## Description of the task:
Restate all of the data exactly.

++++++++

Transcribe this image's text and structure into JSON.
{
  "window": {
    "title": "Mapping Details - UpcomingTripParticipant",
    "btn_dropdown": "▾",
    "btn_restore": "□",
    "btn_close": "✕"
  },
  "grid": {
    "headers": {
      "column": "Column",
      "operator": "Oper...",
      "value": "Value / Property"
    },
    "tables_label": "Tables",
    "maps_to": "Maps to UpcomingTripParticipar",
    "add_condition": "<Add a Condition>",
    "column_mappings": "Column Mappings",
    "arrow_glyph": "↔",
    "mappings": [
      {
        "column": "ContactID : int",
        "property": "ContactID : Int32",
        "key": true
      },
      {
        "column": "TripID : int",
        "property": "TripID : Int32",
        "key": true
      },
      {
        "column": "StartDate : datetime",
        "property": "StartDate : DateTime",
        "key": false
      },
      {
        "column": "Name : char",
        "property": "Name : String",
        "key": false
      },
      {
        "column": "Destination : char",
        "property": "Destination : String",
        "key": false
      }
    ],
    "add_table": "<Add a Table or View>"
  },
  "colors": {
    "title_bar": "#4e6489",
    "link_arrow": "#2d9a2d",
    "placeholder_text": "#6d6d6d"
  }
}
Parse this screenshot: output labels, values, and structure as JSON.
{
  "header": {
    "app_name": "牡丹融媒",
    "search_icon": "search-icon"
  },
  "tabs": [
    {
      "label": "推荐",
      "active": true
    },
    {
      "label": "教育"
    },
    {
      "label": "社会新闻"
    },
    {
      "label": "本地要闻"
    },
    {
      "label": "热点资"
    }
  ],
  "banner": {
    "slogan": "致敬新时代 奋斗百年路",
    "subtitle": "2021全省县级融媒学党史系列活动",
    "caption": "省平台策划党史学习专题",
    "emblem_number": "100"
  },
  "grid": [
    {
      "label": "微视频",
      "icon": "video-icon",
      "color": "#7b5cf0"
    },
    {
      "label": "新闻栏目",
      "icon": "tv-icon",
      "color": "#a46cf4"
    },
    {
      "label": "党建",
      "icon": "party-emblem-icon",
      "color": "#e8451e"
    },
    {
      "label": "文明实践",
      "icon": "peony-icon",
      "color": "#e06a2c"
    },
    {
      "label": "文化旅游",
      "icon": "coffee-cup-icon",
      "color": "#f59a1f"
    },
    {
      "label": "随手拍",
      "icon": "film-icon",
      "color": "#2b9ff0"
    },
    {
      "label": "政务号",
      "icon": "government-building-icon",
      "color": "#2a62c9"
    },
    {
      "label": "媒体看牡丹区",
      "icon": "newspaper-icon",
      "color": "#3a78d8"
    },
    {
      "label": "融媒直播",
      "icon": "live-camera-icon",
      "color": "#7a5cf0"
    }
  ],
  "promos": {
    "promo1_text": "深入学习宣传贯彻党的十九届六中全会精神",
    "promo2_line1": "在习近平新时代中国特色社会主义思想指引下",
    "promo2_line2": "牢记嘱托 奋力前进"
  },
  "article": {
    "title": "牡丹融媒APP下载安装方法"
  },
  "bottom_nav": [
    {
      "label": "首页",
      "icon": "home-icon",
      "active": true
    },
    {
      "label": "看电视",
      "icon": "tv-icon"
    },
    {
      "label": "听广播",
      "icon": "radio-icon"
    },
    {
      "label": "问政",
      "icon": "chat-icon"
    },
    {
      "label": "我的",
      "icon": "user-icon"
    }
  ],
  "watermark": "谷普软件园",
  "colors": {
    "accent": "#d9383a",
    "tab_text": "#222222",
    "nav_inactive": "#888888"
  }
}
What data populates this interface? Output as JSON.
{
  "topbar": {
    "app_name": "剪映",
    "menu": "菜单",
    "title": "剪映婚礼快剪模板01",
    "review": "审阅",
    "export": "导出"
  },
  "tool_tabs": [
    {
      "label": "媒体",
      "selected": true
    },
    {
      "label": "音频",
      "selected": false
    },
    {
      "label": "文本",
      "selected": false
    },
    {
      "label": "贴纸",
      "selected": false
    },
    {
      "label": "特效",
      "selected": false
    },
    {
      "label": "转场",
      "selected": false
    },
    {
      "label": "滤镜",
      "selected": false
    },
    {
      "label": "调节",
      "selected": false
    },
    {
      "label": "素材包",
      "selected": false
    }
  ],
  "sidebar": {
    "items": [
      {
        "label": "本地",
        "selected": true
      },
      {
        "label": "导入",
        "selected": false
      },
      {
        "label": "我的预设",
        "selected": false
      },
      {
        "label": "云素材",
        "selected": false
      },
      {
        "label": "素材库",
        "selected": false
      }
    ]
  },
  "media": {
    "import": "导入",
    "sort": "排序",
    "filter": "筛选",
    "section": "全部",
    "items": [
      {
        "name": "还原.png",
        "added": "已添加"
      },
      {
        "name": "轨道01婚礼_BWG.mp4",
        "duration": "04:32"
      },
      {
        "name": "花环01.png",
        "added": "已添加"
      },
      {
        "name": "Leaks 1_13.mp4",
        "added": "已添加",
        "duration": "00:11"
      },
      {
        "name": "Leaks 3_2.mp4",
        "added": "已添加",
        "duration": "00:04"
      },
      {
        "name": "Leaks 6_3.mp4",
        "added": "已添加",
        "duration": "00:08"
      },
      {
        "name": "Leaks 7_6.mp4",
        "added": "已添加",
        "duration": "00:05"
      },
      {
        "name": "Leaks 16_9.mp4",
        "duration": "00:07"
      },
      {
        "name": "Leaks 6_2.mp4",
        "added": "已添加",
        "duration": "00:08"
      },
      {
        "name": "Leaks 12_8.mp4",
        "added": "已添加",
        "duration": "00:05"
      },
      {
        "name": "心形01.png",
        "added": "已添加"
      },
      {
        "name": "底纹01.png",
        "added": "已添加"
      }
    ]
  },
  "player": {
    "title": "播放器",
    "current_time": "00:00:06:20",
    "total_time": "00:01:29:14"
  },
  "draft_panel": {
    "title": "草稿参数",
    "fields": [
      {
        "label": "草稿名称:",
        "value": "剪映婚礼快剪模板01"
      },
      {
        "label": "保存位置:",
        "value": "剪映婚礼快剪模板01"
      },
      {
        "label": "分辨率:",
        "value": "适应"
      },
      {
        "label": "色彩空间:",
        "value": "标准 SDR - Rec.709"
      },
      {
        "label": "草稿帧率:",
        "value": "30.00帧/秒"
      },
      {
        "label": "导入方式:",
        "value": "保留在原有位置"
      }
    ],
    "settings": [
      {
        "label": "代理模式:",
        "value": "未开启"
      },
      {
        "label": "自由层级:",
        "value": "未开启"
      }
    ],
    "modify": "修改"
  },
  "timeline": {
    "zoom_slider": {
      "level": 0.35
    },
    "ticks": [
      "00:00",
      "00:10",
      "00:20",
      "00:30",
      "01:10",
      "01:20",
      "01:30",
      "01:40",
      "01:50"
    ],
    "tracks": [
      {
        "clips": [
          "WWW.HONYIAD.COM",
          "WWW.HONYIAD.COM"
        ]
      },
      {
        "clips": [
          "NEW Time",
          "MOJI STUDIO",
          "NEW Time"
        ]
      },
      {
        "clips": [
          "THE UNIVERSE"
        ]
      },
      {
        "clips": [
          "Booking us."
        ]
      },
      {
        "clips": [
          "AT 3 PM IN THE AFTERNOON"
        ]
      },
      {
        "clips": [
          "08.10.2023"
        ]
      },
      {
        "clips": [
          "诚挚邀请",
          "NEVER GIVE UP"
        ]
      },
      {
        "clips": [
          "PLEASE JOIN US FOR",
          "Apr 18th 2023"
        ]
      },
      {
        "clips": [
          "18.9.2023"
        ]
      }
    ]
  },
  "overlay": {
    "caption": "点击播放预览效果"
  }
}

++++++++

## Finished task:
Transcribe this image's text and structure into JSON.
{
  "window": {
    "title": "Mapping Details - UpcomingTripParticipant",
    "btn_dropdown": "▾",
    "btn_restore": "□",
    "btn_close": "✕"
  },
  "grid": {
    "headers": {
      "column": "Column",
      "operator": "Oper...",
      "value": "Value / Property"
    },
    "tables_label": "Tables",
    "maps_to": "Maps to UpcomingTripParticipar",
    "add_condition": "<Add a Condition>",
    "column_mappings": "Column Mappings",
    "arrow_glyph": "↔",
    "mappings": [
      {
        "column": "ContactID : int",
        "property": "ContactID : Int32",
        "key": true
      },
      {
        "column": "TripID : int",
        "property": "TripID : Int32",
        "key": true
      },
      {
        "column": "StartDate : datetime",
        "property": "StartDate : DateTime",
        "key": false
      },
      {
        "column": "Name : char",
        "property": "Name : String",
        "key": false
      },
      {
        "column": "Destination : char",
        "property": "Destination : String",
        "key": false
      }
    ],
    "add_table": "<Add a Table or View>"
  },
  "colors": {
    "title_bar": "#4e6489",
    "link_arrow": "#2d9a2d",
    "placeholder_text": "#6d6d6d"
  }
}
Parse this screenshot: output labels, values, and structure as JSON.
{
  "header": {
    "app_name": "牡丹融媒",
    "search_icon": "search-icon"
  },
  "tabs": [
    {
      "label": "推荐",
      "active": true
    },
    {
      "label": "教育"
    },
    {
      "label": "社会新闻"
    },
    {
      "label": "本地要闻"
    },
    {
      "label": "热点资"
    }
  ],
  "banner": {
    "slogan": "致敬新时代 奋斗百年路",
    "subtitle": "2021全省县级融媒学党史系列活动",
    "caption": "省平台策划党史学习专题",
    "emblem_number": "100"
  },
  "grid": [
    {
      "label": "微视频",
      "icon": "video-icon",
      "color": "#7b5cf0"
    },
    {
      "label": "新闻栏目",
      "icon": "tv-icon",
      "color": "#a46cf4"
    },
    {
      "label": "党建",
      "icon": "party-emblem-icon",
      "color": "#e8451e"
    },
    {
      "label": "文明实践",
      "icon": "peony-icon",
      "color": "#e06a2c"
    },
    {
      "label": "文化旅游",
      "icon": "coffee-cup-icon",
      "color": "#f59a1f"
    },
    {
      "label": "随手拍",
      "icon": "film-icon",
      "color": "#2b9ff0"
    },
    {
      "label": "政务号",
      "icon": "government-building-icon",
      "color": "#2a62c9"
    },
    {
      "label": "媒体看牡丹区",
      "icon": "newspaper-icon",
      "color": "#3a78d8"
    },
    {
      "label": "融媒直播",
      "icon": "live-camera-icon",
      "color": "#7a5cf0"
    }
  ],
  "promos": {
    "promo1_text": "深入学习宣传贯彻党的十九届六中全会精神",
    "promo2_line1": "在习近平新时代中国特色社会主义思想指引下",
    "promo2_line2": "牢记嘱托 奋力前进"
  },
  "article": {
    "title": "牡丹融媒APP下载安装方法"
  },
  "bottom_nav": [
    {
      "label": "首页",
      "icon": "home-icon",
      "active": true
    },
    {
      "label": "看电视",
      "icon": "tv-icon"
    },
    {
      "label": "听广播",
      "icon": "radio-icon"
    },
    {
      "label": "问政",
      "icon": "chat-icon"
    },
    {
      "label": "我的",
      "icon": "user-icon"
    }
  ],
  "watermark": "谷普软件园",
  "colors": {
    "accent": "#d9383a",
    "tab_text": "#222222",
    "nav_inactive": "#888888"
  }
}
What data populates this interface? Output as JSON.
{
  "topbar": {
    "app_name": "剪映",
    "menu": "菜单",
    "title": "剪映婚礼快剪模板01",
    "review": "审阅",
    "export": "导出"
  },
  "tool_tabs": [
    {
      "label": "媒体",
      "selected": true
    },
    {
      "label": "音频",
      "selected": false
    },
    {
      "label": "文本",
      "selected": false
    },
    {
      "label": "贴纸",
      "selected": false
    },
    {
      "label": "特效",
      "selected": false
    },
    {
      "label": "转场",
      "selected": false
    },
    {
      "label": "滤镜",
      "selected": false
    },
    {
      "label": "调节",
      "selected": false
    },
    {
      "label": "素材包",
      "selected": false
    }
  ],
  "sidebar": {
    "items": [
      {
        "label": "本地",
        "selected": true
      },
      {
        "label": "导入",
        "selected": false
      },
      {
        "label": "我的预设",
        "selected": false
      },
      {
        "label": "云素材",
        "selected": false
      },
      {
        "label": "素材库",
        "selected": false
      }
    ]
  },
  "media": {
    "import": "导入",
    "sort": "排序",
    "filter": "筛选",
    "section": "全部",
    "items": [
      {
        "name": "还原.png",
        "added": "已添加"
      },
      {
        "name": "轨道01婚礼_BWG.mp4",
        "duration": "04:32"
      },
      {
        "name": "花环01.png",
        "added": "已添加"
      },
      {
        "name": "Leaks 1_13.mp4",
        "added": "已添加",
        "duration": "00:11"
      },
      {
        "name": "Leaks 3_2.mp4",
        "added": "已添加",
        "duration": "00:04"
      },
      {
        "name": "Leaks 6_3.mp4",
        "added": "已添加",
        "duration": "00:08"
      },
      {
        "name": "Leaks 7_6.mp4",
        "added": "已添加",
        "duration": "00:05"
      },
      {
        "name": "Leaks 16_9.mp4",
        "duration": "00:07"
      },
      {
        "name": "Leaks 6_2.mp4",
        "added": "已添加",
        "duration": "00:08"
      },
      {
        "name": "Leaks 12_8.mp4",
        "added": "已添加",
        "duration": "00:05"
      },
      {
        "name": "心形01.png",
        "added": "已添加"
      },
      {
        "name": "底纹01.png",
        "added": "已添加"
      }
    ]
  },
  "player": {
    "title": "播放器",
    "current_time": "00:00:06:20",
    "total_time": "00:01:29:14"
  },
  "draft_panel": {
    "title": "草稿参数",
    "fields": [
      {
        "label": "草稿名称:",
        "value": "剪映婚礼快剪模板01"
      },
      {
        "label": "保存位置:",
        "value": "剪映婚礼快剪模板01"
      },
      {
        "label": "分辨率:",
        "value": "适应"
      },
      {
        "label": "色彩空间:",
        "value": "标准 SDR - Rec.709"
      },
      {
        "label": "草稿帧率:",
        "value": "30.00帧/秒"
      },
      {
        "label": "导入方式:",
        "value": "保留在原有位置"
      }
    ],
    "settings": [
      {
        "label": "代理模式:",
        "value": "未开启"
      },
      {
        "label": "自由层级:",
        "value": "未开启"
      }
    ],
    "modify": "修改"
  },
  "timeline": {
    "zoom_slider": {
      "level": 0.35
    },
    "ticks": [
      "00:00",
      "00:10",
      "00:20",
      "00:30",
      "01:10",
      "01:20",
      "01:30",
      "01:40",
      "01:50"
    ],
    "tracks": [
      {
        "clips": [
          "WWW.HONYIAD.COM",
          "WWW.HONYIAD.COM"
        ]
      },
      {
        "clips": [
          "NEW Time",
          "MOJI STUDIO",
          "NEW Time"
        ]
      },
      {
        "clips": [
          "THE UNIVERSE"
        ]
      },
      {
        "clips": [
          "Booking us."
        ]
      },
      {
        "clips": [
          "AT 3 PM IN THE AFTERNOON"
        ]
      },
      {
        "clips": [
          "08.10.2023"
        ]
      },
      {
        "clips": [
          "诚挚邀请",
          "NEVER GIVE UP"
        ]
      },
      {
        "clips": [
          "PLEASE JOIN US FOR",
          "Apr 18th 2023"
        ]
      },
      {
        "clips": [
          "18.9.2023"
        ]
      }
    ]
  },
  "overlay": {
    "caption": "点击播放预览效果"
  }
}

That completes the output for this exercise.